(Data entries for graphics)
- - - - -

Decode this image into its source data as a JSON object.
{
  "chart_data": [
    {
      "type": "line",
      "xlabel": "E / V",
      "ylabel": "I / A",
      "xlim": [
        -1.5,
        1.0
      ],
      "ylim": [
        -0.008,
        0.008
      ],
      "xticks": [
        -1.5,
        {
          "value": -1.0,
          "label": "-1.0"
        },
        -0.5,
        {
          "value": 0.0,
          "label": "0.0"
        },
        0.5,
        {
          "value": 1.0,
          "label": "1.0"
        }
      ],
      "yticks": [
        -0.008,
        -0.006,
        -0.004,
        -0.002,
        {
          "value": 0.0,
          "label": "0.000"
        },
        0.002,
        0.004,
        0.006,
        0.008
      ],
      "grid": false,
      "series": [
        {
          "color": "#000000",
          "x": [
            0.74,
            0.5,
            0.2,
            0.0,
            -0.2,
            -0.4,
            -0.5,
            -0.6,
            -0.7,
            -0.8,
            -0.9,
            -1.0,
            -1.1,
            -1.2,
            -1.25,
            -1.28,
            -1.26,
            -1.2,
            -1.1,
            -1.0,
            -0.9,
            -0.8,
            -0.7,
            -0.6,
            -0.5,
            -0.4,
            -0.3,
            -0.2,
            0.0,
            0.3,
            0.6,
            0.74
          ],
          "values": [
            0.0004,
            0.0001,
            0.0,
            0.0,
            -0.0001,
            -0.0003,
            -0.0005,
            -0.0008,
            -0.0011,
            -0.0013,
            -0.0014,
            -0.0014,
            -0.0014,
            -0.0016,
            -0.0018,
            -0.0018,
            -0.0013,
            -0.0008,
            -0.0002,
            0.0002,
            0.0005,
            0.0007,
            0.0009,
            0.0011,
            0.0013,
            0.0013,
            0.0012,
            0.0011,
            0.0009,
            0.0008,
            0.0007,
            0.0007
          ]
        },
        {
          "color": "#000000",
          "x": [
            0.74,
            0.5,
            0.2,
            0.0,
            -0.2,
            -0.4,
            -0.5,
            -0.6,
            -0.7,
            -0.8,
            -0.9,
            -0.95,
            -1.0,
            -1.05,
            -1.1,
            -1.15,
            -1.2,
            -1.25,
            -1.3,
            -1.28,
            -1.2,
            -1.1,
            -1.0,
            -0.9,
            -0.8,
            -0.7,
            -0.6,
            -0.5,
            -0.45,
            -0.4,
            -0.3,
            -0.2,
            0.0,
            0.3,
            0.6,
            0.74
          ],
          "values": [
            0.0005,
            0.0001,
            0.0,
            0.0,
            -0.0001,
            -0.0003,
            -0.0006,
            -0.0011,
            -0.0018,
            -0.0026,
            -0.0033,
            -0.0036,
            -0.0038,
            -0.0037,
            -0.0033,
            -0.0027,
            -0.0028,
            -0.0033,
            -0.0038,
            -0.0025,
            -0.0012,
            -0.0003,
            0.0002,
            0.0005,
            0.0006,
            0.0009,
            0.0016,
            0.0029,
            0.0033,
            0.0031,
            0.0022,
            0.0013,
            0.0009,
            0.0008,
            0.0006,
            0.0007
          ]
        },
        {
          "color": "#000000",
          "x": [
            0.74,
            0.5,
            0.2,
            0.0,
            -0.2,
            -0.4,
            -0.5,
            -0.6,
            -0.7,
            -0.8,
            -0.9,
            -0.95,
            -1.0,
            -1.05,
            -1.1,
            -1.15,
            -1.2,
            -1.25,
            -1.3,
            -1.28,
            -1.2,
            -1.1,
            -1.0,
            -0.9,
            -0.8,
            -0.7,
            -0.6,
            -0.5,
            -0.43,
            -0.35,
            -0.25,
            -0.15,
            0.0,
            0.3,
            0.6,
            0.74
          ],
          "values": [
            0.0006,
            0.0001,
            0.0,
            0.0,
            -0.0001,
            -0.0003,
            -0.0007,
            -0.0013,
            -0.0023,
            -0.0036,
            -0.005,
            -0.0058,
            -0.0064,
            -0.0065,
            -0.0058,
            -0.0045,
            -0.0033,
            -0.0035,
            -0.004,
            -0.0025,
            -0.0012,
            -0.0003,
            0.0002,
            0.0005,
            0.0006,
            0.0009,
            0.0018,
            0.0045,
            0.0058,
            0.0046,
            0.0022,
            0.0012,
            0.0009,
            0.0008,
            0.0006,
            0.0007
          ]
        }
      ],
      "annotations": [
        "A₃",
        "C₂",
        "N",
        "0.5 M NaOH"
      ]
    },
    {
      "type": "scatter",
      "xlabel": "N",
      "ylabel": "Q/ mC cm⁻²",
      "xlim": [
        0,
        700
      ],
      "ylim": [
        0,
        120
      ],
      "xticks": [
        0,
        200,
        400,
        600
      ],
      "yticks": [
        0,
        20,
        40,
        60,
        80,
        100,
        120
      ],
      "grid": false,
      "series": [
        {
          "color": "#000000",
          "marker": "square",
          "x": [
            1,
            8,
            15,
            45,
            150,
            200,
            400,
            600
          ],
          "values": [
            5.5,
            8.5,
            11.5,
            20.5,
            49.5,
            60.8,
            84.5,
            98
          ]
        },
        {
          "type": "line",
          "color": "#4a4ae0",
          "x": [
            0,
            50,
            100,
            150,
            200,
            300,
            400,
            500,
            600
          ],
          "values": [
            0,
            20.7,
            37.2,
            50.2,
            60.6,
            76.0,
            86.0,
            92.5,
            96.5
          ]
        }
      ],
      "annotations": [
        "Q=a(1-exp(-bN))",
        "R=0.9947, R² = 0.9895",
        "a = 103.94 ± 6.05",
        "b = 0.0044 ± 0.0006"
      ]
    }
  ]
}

- - - - -

### Given instruction
Retype the records above exactly.

### Exercise answer
Decode this image into its source data as a JSON object.
{
  "chart_data": [
    {
      "type": "line",
      "xlabel": "E / V",
      "ylabel": "I / A",
      "xlim": [
        -1.5,
        1.0
      ],
      "ylim": [
        -0.008,
        0.008
      ],
      "xticks": [
        -1.5,
        {
          "value": -1.0,
          "label": "-1.0"
        },
        -0.5,
        {
          "value": 0.0,
          "label": "0.0"
        },
        0.5,
        {
          "value": 1.0,
          "label": "1.0"
        }
      ],
      "yticks": [
        -0.008,
        -0.006,
        -0.004,
        -0.002,
        {
          "value": 0.0,
          "label": "0.000"
        },
        0.002,
        0.004,
        0.006,
        0.008
      ],
      "grid": false,
      "series": [
        {
          "color": "#000000",
          "x": [
            0.74,
            0.5,
            0.2,
            0.0,
            -0.2,
            -0.4,
            -0.5,
            -0.6,
            -0.7,
            -0.8,
            -0.9,
            -1.0,
            -1.1,
            -1.2,
            -1.25,
            -1.28,
            -1.26,
            -1.2,
            -1.1,
            -1.0,
            -0.9,
            -0.8,
            -0.7,
            -0.6,
            -0.5,
            -0.4,
            -0.3,
            -0.2,
            0.0,
            0.3,
            0.6,
            0.74
          ],
          "values": [
            0.0004,
            0.0001,
            0.0,
            0.0,
            -0.0001,
            -0.0003,
            -0.0005,
            -0.0008,
            -0.0011,
            -0.0013,
            -0.0014,
            -0.0014,
            -0.0014,
            -0.0016,
            -0.0018,
            -0.0018,
            -0.0013,
            -0.0008,
            -0.0002,
            0.0002,
            0.0005,
            0.0007,
            0.0009,
            0.0011,
            0.0013,
            0.0013,
            0.0012,
            0.0011,
            0.0009,
            0.0008,
            0.0007,
            0.0007
          ]
        },
        {
          "color": "#000000",
          "x": [
            0.74,
            0.5,
            0.2,
            0.0,
            -0.2,
            -0.4,
            -0.5,
            -0.6,
            -0.7,
            -0.8,
            -0.9,
            -0.95,
            -1.0,
            -1.05,
            -1.1,
            -1.15,
            -1.2,
            -1.25,
            -1.3,
            -1.28,
            -1.2,
            -1.1,
            -1.0,
            -0.9,
            -0.8,
            -0.7,
            -0.6,
            -0.5,
            -0.45,
            -0.4,
            -0.3,
            -0.2,
            0.0,
            0.3,
            0.6,
            0.74
          ],
          "values": [
            0.0005,
            0.0001,
            0.0,
            0.0,
            -0.0001,
            -0.0003,
            -0.0006,
            -0.0011,
            -0.0018,
            -0.0026,
            -0.0033,
            -0.0036,
            -0.0038,
            -0.0037,
            -0.0033,
            -0.0027,
            -0.0028,
            -0.0033,
            -0.0038,
            -0.0025,
            -0.0012,
            -0.0003,
            0.0002,
            0.0005,
            0.0006,
            0.0009,
            0.0016,
            0.0029,
            0.0033,
            0.0031,
            0.0022,
            0.0013,
            0.0009,
            0.0008,
            0.0006,
            0.0007
          ]
        },
        {
          "color": "#000000",
          "x": [
            0.74,
            0.5,
            0.2,
            0.0,
            -0.2,
            -0.4,
            -0.5,
            -0.6,
            -0.7,
            -0.8,
            -0.9,
            -0.95,
            -1.0,
            -1.05,
            -1.1,
            -1.15,
            -1.2,
            -1.25,
            -1.3,
            -1.28,
            -1.2,
            -1.1,
            -1.0,
            -0.9,
            -0.8,
            -0.7,
            -0.6,
            -0.5,
            -0.43,
            -0.35,
            -0.25,
            -0.15,
            0.0,
            0.3,
            0.6,
            0.74
          ],
          "values": [
            0.0006,
            0.0001,
            0.0,
            0.0,
            -0.0001,
            -0.0003,
            -0.0007,
            -0.0013,
            -0.0023,
            -0.0036,
            -0.005,
            -0.0058,
            -0.0064,
            -0.0065,
            -0.0058,
            -0.0045,
            -0.0033,
            -0.0035,
            -0.004,
            -0.0025,
            -0.0012,
            -0.0003,
            0.0002,
            0.0005,
            0.0006,
            0.0009,
            0.0018,
            0.0045,
            0.0058,
            0.0046,
            0.0022,
            0.0012,
            0.0009,
            0.0008,
            0.0006,
            0.0007
          ]
        }
      ],
      "annotations": [
        "A₃",
        "C₂",
        "N",
        "0.5 M NaOH"
      ]
    },
    {
      "type": "scatter",
      "xlabel": "N",
      "ylabel": "Q/ mC cm⁻²",
      "xlim": [
        0,
        700
      ],
      "ylim": [
        0,
        120
      ],
      "xticks": [
        0,
        200,
        400,
        600
      ],
      "yticks": [
        0,
        20,
        40,
        60,
        80,
        100,
        120
      ],
      "grid": false,
      "series": [
        {
          "color": "#000000",
          "marker": "square",
          "x": [
            1,
            8,
            15,
            45,
            150,
            200,
            400,
            600
          ],
          "values": [
            5.5,
            8.5,
            11.5,
            20.5,
            49.5,
            60.8,
            84.5,
            98
          ]
        },
        {
          "type": "line",
          "color": "#4a4ae0",
          "x": [
            0,
            50,
            100,
            150,
            200,
            300,
            400,
            500,
            600
          ],
          "values": [
            0,
            20.7,
            37.2,
            50.2,
            60.6,
            76.0,
            86.0,
            92.5,
            96.5
          ]
        }
      ],
      "annotations": [
        "Q=a(1-exp(-bN))",
        "R=0.9947, R² = 0.9895",
        "a = 103.94 ± 6.05",
        "b = 0.0044 ± 0.0006"
      ]
    }
  ]
}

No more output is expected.